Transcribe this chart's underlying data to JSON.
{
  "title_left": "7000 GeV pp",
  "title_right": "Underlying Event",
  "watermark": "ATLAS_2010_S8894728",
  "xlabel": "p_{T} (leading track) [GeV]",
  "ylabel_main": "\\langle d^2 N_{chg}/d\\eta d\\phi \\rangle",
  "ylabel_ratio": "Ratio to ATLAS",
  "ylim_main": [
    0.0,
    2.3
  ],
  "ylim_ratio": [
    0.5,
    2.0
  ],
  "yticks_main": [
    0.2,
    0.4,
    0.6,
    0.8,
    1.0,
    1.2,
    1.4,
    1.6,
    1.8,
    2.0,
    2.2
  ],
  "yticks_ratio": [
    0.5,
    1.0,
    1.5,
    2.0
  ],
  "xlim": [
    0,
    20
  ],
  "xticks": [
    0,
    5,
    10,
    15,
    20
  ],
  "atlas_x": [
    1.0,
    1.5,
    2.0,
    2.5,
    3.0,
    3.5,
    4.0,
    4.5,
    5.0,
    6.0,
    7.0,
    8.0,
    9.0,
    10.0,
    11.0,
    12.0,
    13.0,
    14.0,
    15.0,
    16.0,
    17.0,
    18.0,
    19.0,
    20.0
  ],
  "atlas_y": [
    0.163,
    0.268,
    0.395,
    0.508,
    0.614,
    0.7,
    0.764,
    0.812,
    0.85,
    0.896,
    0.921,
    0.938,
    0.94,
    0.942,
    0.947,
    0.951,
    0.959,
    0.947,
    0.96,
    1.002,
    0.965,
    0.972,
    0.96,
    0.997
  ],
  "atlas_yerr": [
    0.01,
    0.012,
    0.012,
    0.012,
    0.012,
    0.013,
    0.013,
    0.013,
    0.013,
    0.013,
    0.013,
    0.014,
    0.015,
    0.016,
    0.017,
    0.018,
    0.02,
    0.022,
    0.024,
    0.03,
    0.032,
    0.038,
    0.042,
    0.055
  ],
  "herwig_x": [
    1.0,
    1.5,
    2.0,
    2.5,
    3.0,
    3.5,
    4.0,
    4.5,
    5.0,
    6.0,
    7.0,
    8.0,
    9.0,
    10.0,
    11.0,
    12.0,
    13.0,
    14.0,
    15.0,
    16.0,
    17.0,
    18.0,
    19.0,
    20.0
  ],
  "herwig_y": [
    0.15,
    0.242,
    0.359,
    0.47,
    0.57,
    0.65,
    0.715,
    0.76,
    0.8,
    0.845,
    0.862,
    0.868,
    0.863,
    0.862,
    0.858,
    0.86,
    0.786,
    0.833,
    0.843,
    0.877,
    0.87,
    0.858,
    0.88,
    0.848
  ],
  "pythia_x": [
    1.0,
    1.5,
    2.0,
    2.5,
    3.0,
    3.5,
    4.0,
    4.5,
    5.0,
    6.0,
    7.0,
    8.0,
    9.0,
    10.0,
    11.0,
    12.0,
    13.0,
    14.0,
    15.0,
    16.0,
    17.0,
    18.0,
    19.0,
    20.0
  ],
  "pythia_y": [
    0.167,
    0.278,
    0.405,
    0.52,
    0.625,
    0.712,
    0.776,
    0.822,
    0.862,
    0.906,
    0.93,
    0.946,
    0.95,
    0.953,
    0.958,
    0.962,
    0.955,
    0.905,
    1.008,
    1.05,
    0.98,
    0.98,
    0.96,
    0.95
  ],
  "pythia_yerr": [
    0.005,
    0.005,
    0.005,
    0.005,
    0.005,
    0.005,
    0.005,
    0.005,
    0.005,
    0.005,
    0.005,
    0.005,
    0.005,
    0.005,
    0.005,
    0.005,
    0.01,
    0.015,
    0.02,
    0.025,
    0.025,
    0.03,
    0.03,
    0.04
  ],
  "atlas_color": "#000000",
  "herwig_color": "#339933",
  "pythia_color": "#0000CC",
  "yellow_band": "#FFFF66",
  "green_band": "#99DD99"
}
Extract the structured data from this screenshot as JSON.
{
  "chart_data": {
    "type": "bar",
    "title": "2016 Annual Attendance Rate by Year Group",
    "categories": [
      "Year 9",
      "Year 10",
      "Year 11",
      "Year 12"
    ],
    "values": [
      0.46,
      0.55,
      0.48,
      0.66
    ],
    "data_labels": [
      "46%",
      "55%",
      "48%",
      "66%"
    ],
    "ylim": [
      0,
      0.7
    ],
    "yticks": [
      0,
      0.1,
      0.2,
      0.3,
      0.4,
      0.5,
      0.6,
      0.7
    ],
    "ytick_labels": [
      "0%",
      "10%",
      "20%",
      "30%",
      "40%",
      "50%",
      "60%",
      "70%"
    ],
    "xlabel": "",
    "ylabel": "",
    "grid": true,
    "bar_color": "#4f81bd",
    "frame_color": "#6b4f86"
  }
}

• **What this task involves**: Using the records above, please retype only the run of lines from the line holding "Extract the structured" through the last line, both ends included.

• **Written response**:
Extract the structured data from this screenshot as JSON.
{
  "chart_data": {
    "type": "bar",
    "title": "2016 Annual Attendance Rate by Year Group",
    "categories": [
      "Year 9",
      "Year 10",
      "Year 11",
      "Year 12"
    ],
    "values": [
      0.46,
      0.55,
      0.48,
      0.66
    ],
    "data_labels": [
      "46%",
      "55%",
      "48%",
      "66%"
    ],
    "ylim": [
      0,
      0.7
    ],
    "yticks": [
      0,
      0.1,
      0.2,
      0.3,
      0.4,
      0.5,
      0.6,
      0.7
    ],
    "ytick_labels": [
      "0%",
      "10%",
      "20%",
      "30%",
      "40%",
      "50%",
      "60%",
      "70%"
    ],
    "xlabel": "",
    "ylabel": "",
    "grid": true,
    "bar_color": "#4f81bd",
    "frame_color": "#6b4f86"
  }
}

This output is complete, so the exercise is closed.